### What is asked:
Lines containing the word "Silva" need to be counted. Please reply with how many there are, and nothing else.

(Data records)
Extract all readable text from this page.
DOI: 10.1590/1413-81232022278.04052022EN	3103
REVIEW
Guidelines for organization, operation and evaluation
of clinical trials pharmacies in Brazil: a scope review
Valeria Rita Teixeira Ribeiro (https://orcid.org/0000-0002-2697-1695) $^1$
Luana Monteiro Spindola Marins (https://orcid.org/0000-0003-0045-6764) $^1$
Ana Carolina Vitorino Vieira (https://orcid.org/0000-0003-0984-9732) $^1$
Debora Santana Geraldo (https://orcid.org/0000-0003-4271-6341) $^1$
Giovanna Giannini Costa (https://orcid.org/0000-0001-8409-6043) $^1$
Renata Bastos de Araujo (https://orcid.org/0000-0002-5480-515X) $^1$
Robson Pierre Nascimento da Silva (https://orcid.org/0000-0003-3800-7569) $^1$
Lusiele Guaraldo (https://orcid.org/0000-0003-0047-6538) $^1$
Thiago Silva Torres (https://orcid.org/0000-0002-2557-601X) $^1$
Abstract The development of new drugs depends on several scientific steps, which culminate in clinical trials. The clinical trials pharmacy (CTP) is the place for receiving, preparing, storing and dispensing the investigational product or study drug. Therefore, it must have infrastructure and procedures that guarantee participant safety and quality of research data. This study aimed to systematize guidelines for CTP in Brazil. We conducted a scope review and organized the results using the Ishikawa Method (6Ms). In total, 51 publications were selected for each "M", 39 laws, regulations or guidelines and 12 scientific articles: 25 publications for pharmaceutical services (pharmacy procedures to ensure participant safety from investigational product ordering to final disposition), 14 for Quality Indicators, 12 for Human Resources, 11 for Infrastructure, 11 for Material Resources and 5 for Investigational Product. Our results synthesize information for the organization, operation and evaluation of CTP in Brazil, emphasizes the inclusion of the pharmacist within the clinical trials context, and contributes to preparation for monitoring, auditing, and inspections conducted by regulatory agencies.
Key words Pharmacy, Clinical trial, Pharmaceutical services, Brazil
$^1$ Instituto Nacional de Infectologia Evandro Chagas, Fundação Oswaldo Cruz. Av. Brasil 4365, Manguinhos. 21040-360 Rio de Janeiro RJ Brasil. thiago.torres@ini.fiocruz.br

### Exercise output:
2